Short problem
Reproduce the stretch from "I had imagined" through "of Middletown, Ohio." in the essay on Hillbilly Elegy, changing "memoir" to "autobiography".

Document section
Policy Lessons from "Hillbilly Elegy"


I just finished reading Hillbilly Elegy by J.D. Vance.  It is an amazing book and, I think, and important one.
            I had imagined that Hillbilly Elegy would be a kind of social culture study of the Scots-Irish who came to the U.S. and settled in Kentucky and other parts of Appalachia.  However, I was surprised—and then delighted—to see that it was not that.  Instead, it was a very personal memoir by Vance, who grew up as part of a hillbilly clan who had migrated from Kentucky to the steel mill town of Middletown, Ohio.
            What hit me first was Vance’s personal story.  Like him, I grew up in a fractured family without a father and with few male role models, but with a nearby extended family.  My mother, my brother, and I lived with my grandparents in a little one-bedroom house that had been meant as a temporary residence, but which had been the family’s home for a couple of decades already when I was born.   My grandmother’s brothers and sisters had all bought lots up and down the same street when the local farmer decided to sub-divide, so I was rarely out of earshot of a relative.  Down the street was my best friend, whose aunt had married my uncle.  It was all family.   We were also poor—in the midst of an otherwise healthy middle class neighborhood— something we didn’t talk about.  So, it was rewarding to see someone else talk honestly and in detail about growing up in a similarly complex environment.

[Coordinate annotation material]

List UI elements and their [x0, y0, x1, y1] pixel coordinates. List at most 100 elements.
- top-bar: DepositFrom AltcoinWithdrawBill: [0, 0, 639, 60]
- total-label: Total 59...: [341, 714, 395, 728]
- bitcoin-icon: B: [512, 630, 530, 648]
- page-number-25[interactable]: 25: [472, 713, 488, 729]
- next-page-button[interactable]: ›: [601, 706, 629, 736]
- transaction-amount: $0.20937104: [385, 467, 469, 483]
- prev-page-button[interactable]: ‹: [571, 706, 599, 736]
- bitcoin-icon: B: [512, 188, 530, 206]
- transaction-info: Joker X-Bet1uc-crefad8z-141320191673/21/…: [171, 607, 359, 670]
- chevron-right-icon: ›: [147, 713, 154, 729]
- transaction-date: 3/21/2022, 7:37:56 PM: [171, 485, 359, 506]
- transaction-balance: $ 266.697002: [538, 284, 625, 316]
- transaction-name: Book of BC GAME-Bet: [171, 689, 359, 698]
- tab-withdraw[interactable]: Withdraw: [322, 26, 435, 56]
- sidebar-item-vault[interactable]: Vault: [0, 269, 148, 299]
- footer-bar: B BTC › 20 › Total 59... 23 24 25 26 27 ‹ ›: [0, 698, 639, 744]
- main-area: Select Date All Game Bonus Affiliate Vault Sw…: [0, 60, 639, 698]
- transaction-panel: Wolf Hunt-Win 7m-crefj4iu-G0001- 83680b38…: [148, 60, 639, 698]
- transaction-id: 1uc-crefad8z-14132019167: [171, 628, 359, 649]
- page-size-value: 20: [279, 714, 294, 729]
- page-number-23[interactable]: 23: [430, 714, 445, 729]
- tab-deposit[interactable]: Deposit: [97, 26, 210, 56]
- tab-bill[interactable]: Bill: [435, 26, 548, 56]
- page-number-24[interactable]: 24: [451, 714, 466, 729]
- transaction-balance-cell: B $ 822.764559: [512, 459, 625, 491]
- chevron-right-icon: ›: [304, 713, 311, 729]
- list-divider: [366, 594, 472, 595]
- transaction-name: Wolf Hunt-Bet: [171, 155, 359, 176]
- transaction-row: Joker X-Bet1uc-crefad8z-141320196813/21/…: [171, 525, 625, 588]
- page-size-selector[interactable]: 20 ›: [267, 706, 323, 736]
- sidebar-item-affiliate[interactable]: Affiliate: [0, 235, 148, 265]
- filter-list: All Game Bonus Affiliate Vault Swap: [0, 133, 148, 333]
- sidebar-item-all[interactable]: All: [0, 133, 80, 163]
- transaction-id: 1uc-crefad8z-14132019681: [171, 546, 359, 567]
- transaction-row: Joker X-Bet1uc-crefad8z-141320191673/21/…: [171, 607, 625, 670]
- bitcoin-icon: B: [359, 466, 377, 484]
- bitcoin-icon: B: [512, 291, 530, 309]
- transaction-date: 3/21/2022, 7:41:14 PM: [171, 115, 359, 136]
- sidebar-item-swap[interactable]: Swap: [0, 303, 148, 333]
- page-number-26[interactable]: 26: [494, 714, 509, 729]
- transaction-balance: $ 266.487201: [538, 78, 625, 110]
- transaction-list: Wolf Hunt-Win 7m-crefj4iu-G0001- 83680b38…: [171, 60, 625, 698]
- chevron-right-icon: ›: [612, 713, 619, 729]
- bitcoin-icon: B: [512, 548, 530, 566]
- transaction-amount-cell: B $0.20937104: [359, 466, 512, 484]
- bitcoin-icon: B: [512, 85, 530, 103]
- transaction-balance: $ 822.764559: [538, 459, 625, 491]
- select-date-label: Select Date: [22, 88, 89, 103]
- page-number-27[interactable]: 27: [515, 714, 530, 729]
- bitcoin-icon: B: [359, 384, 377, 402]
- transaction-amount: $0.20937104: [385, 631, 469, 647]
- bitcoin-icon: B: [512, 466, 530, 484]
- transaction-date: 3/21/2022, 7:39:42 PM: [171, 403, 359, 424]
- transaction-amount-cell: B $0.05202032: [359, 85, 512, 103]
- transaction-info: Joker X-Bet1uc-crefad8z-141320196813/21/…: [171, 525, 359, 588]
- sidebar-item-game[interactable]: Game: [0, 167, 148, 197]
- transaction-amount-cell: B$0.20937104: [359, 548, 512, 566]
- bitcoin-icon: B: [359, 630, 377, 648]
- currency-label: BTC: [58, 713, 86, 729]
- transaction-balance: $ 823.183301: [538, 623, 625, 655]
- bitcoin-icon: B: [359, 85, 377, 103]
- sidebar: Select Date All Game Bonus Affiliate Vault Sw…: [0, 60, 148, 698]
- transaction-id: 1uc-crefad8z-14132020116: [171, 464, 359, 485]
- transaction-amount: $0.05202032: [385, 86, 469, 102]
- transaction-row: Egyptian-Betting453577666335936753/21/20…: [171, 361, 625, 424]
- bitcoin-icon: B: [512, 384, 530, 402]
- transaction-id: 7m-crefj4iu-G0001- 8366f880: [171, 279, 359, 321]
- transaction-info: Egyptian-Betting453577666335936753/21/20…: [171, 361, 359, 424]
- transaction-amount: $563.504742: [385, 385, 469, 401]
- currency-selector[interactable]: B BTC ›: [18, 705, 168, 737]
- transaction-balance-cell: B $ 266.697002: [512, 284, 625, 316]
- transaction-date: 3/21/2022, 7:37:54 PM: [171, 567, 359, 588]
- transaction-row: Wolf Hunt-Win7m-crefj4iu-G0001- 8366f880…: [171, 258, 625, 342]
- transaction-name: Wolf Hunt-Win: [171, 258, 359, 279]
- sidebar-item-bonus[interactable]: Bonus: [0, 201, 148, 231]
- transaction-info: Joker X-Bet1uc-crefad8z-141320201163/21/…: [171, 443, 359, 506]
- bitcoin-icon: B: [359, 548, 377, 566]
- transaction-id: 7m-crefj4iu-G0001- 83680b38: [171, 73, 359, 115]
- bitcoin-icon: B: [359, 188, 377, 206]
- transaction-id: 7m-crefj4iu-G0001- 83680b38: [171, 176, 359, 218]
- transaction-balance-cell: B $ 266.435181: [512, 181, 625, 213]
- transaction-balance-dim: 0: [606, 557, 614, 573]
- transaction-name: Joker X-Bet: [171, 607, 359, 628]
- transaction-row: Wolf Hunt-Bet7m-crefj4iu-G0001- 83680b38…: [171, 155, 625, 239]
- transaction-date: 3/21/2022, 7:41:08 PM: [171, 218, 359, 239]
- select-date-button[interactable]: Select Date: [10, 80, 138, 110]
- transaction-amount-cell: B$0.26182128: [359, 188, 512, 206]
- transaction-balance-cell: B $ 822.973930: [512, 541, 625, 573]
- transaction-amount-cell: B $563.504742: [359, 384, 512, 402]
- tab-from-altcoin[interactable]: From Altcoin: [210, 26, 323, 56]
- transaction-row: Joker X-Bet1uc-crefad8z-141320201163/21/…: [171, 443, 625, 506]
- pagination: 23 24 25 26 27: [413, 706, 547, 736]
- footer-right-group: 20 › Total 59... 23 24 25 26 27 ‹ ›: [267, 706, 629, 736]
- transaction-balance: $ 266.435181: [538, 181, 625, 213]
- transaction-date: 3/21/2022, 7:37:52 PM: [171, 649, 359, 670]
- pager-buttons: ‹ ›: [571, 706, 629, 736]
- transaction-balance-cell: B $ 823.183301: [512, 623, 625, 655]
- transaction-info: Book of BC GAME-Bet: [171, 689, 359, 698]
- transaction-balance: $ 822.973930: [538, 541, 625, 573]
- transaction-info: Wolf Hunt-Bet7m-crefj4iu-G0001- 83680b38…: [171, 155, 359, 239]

Finished task
I had imagined that Hillbilly Elegy would be a kind of social culture study of the Scots-Irish who came to the U.S. and settled in Kentucky and other parts of Appalachia.  However, I was surprised—and then delighted—to see that it was not that.  Instead, it was a very personal autobiography by Vance, who grew up as part of a hillbilly clan who had migrated from Kentucky to the steel mill town of Middletown, Ohio.